To be done: Locate the string "Details" throughout the material and copy every line in which it occurs.

* start Records for the exercise *

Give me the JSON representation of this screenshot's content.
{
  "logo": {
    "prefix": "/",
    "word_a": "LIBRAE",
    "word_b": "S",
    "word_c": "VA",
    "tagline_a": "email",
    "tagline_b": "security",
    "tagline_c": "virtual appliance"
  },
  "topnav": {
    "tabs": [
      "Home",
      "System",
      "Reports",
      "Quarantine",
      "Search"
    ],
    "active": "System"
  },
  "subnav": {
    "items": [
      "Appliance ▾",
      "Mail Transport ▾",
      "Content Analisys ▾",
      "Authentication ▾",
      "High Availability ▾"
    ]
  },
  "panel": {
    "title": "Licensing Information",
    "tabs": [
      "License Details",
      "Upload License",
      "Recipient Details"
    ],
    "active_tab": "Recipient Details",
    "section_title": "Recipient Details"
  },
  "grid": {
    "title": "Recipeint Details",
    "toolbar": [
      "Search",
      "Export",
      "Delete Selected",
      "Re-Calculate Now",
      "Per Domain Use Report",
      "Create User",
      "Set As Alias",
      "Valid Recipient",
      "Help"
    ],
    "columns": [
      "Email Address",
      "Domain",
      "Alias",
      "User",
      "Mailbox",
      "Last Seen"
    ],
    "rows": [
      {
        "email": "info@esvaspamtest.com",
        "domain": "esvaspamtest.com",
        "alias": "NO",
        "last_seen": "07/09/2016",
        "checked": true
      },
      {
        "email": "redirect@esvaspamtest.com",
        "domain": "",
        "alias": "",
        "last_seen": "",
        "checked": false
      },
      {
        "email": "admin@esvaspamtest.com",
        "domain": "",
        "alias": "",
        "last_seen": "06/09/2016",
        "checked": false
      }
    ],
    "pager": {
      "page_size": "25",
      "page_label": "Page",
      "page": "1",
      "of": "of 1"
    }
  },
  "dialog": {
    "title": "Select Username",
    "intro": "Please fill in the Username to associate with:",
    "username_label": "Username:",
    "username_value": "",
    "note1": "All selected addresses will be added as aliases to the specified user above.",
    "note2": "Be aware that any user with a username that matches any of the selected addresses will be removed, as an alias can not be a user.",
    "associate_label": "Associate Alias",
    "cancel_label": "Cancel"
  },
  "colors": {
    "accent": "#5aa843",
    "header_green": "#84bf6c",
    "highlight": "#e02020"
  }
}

* end Records for the exercise *

Task output:
      "License Details",
      "Recipient Details"
    "active_tab": "Recipient Details",
    "section_title": "Recipient Details"
    "title": "Recipeint Details",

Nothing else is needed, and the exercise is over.